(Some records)
··········

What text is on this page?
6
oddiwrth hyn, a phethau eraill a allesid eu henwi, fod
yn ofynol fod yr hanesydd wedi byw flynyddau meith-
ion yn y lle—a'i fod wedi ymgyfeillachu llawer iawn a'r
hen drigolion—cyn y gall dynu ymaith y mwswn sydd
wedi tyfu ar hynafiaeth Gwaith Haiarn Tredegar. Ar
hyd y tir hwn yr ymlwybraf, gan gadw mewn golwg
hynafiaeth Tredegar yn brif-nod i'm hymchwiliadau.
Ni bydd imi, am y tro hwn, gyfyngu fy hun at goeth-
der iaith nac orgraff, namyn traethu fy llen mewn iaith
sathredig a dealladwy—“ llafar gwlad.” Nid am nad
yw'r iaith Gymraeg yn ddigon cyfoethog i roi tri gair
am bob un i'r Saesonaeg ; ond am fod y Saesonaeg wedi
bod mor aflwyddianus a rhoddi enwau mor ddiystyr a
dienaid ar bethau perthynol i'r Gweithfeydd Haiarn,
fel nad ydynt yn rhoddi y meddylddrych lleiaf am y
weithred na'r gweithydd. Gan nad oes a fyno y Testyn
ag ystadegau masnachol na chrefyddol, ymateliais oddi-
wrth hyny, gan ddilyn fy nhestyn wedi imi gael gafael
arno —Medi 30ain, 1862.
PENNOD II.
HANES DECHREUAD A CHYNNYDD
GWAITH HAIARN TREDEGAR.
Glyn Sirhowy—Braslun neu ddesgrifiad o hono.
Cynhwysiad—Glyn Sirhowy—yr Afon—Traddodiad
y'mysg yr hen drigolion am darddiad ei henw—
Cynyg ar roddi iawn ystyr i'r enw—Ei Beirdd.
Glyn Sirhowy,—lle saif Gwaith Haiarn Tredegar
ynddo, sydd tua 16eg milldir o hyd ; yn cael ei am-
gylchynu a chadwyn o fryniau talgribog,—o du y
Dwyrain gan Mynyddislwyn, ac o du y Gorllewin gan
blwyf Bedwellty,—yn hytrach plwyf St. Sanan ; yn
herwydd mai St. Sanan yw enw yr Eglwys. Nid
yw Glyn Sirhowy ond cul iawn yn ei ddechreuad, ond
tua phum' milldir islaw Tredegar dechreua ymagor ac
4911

··········

Task requirements: Give all the records again. Match them exactly.

Answer for the task:
What text is on this page?
6
oddiwrth hyn, a phethau eraill a allesid eu henwi, fod
yn ofynol fod yr hanesydd wedi byw flynyddau meith-
ion yn y lle—a'i fod wedi ymgyfeillachu llawer iawn a'r
hen drigolion—cyn y gall dynu ymaith y mwswn sydd
wedi tyfu ar hynafiaeth Gwaith Haiarn Tredegar. Ar
hyd y tir hwn yr ymlwybraf, gan gadw mewn golwg
hynafiaeth Tredegar yn brif-nod i'm hymchwiliadau.
Ni bydd imi, am y tro hwn, gyfyngu fy hun at goeth-
der iaith nac orgraff, namyn traethu fy llen mewn iaith
sathredig a dealladwy—“ llafar gwlad.” Nid am nad
yw'r iaith Gymraeg yn ddigon cyfoethog i roi tri gair
am bob un i'r Saesonaeg ; ond am fod y Saesonaeg wedi
bod mor aflwyddianus a rhoddi enwau mor ddiystyr a
dienaid ar bethau perthynol i'r Gweithfeydd Haiarn,
fel nad ydynt yn rhoddi y meddylddrych lleiaf am y
weithred na'r gweithydd. Gan nad oes a fyno y Testyn
ag ystadegau masnachol na chrefyddol, ymateliais oddi-
wrth hyny, gan ddilyn fy nhestyn wedi imi gael gafael
arno —Medi 30ain, 1862.
PENNOD II.
HANES DECHREUAD A CHYNNYDD
GWAITH HAIARN TREDEGAR.
Glyn Sirhowy—Braslun neu ddesgrifiad o hono.
Cynhwysiad—Glyn Sirhowy—yr Afon—Traddodiad
y'mysg yr hen drigolion am darddiad ei henw—
Cynyg ar roddi iawn ystyr i'r enw—Ei Beirdd.
Glyn Sirhowy,—lle saif Gwaith Haiarn Tredegar
ynddo, sydd tua 16eg milldir o hyd ; yn cael ei am-
gylchynu a chadwyn o fryniau talgribog,—o du y
Dwyrain gan Mynyddislwyn, ac o du y Gorllewin gan
blwyf Bedwellty,—yn hytrach plwyf St. Sanan ; yn
herwydd mai St. Sanan yw enw yr Eglwys. Nid
yw Glyn Sirhowy ond cul iawn yn ei ddechreuad, ond
tua phum' milldir islaw Tredegar dechreua ymagor ac
4911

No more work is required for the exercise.